--- Source data ---

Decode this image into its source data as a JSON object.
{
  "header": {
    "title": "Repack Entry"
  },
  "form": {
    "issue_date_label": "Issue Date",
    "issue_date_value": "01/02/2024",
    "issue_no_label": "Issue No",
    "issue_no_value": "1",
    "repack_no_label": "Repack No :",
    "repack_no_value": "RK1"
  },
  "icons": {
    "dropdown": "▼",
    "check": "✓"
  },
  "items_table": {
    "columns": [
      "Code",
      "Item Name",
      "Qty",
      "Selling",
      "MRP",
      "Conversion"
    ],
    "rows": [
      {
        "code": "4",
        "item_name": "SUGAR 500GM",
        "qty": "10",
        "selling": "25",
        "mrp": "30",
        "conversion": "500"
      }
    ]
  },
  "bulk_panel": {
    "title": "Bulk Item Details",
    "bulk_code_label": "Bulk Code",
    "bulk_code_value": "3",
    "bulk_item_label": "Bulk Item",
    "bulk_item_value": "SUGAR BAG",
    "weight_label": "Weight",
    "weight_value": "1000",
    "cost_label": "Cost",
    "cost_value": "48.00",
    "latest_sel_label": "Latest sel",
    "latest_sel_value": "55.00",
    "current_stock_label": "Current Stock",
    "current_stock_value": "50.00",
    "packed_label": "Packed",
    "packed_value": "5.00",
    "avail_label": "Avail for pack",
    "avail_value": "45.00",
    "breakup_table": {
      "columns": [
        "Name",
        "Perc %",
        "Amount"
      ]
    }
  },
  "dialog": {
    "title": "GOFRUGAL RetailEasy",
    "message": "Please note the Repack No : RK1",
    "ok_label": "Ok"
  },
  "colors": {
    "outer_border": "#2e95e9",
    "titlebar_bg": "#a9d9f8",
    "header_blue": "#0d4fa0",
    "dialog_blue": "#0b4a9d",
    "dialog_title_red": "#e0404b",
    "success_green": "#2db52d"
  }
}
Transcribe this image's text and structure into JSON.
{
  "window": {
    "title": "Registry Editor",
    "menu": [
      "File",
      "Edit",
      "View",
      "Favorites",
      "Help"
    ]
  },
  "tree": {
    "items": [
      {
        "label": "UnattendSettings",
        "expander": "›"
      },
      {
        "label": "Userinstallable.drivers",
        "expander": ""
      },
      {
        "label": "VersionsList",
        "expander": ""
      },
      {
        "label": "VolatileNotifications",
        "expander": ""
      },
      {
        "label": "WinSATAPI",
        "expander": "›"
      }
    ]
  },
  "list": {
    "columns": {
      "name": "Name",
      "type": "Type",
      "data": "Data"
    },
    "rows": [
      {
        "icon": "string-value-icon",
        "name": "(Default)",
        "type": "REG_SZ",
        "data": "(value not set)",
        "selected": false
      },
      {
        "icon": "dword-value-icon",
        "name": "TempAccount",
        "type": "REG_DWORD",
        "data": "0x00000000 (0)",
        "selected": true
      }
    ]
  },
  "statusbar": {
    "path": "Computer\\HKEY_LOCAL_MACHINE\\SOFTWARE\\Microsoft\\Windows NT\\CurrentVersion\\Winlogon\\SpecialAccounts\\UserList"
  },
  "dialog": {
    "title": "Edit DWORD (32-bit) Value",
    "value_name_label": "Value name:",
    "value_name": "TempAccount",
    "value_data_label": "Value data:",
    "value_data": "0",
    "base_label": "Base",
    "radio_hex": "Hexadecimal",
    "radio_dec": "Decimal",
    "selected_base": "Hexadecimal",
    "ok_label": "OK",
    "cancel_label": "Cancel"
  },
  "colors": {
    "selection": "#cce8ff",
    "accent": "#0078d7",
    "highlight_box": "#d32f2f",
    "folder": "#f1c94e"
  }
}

---

# Requirements:
Repeat each record exactly. Omit nothing.

# Solution:
Decode this image into its source data as a JSON object.
{
  "header": {
    "title": "Repack Entry"
  },
  "form": {
    "issue_date_label": "Issue Date",
    "issue_date_value": "01/02/2024",
    "issue_no_label": "Issue No",
    "issue_no_value": "1",
    "repack_no_label": "Repack No :",
    "repack_no_value": "RK1"
  },
  "icons": {
    "dropdown": "▼",
    "check": "✓"
  },
  "items_table": {
    "columns": [
      "Code",
      "Item Name",
      "Qty",
      "Selling",
      "MRP",
      "Conversion"
    ],
    "rows": [
      {
        "code": "4",
        "item_name": "SUGAR 500GM",
        "qty": "10",
        "selling": "25",
        "mrp": "30",
        "conversion": "500"
      }
    ]
  },
  "bulk_panel": {
    "title": "Bulk Item Details",
    "bulk_code_label": "Bulk Code",
    "bulk_code_value": "3",
    "bulk_item_label": "Bulk Item",
    "bulk_item_value": "SUGAR BAG",
    "weight_label": "Weight",
    "weight_value": "1000",
    "cost_label": "Cost",
    "cost_value": "48.00",
    "latest_sel_label": "Latest sel",
    "latest_sel_value": "55.00",
    "current_stock_label": "Current Stock",
    "current_stock_value": "50.00",
    "packed_label": "Packed",
    "packed_value": "5.00",
    "avail_label": "Avail for pack",
    "avail_value": "45.00",
    "breakup_table": {
      "columns": [
        "Name",
        "Perc %",
        "Amount"
      ]
    }
  },
  "dialog": {
    "title": "GOFRUGAL RetailEasy",
    "message": "Please note the Repack No : RK1",
    "ok_label": "Ok"
  },
  "colors": {
    "outer_border": "#2e95e9",
    "titlebar_bg": "#a9d9f8",
    "header_blue": "#0d4fa0",
    "dialog_blue": "#0b4a9d",
    "dialog_title_red": "#e0404b",
    "success_green": "#2db52d"
  }
}
Transcribe this image's text and structure into JSON.
{
  "window": {
    "title": "Registry Editor",
    "menu": [
      "File",
      "Edit",
      "View",
      "Favorites",
      "Help"
    ]
  },
  "tree": {
    "items": [
      {
        "label": "UnattendSettings",
        "expander": "›"
      },
      {
        "label": "Userinstallable.drivers",
        "expander": ""
      },
      {
        "label": "VersionsList",
        "expander": ""
      },
      {
        "label": "VolatileNotifications",
        "expander": ""
      },
      {
        "label": "WinSATAPI",
        "expander": "›"
      }
    ]
  },
  "list": {
    "columns": {
      "name": "Name",
      "type": "Type",
      "data": "Data"
    },
    "rows": [
      {
        "icon": "string-value-icon",
        "name": "(Default)",
        "type": "REG_SZ",
        "data": "(value not set)",
        "selected": false
      },
      {
        "icon": "dword-value-icon",
        "name": "TempAccount",
        "type": "REG_DWORD",
        "data": "0x00000000 (0)",
        "selected": true
      }
    ]
  },
  "statusbar": {
    "path": "Computer\\HKEY_LOCAL_MACHINE\\SOFTWARE\\Microsoft\\Windows NT\\CurrentVersion\\Winlogon\\SpecialAccounts\\UserList"
  },
  "dialog": {
    "title": "Edit DWORD (32-bit) Value",
    "value_name_label": "Value name:",
    "value_name": "TempAccount",
    "value_data_label": "Value data:",
    "value_data": "0",
    "base_label": "Base",
    "radio_hex": "Hexadecimal",
    "radio_dec": "Decimal",
    "selected_base": "Hexadecimal",
    "ok_label": "OK",
    "cancel_label": "Cancel"
  },
  "colors": {
    "selection": "#cce8ff",
    "accent": "#0078d7",
    "highlight_box": "#d32f2f",
    "folder": "#f1c94e"
  }
}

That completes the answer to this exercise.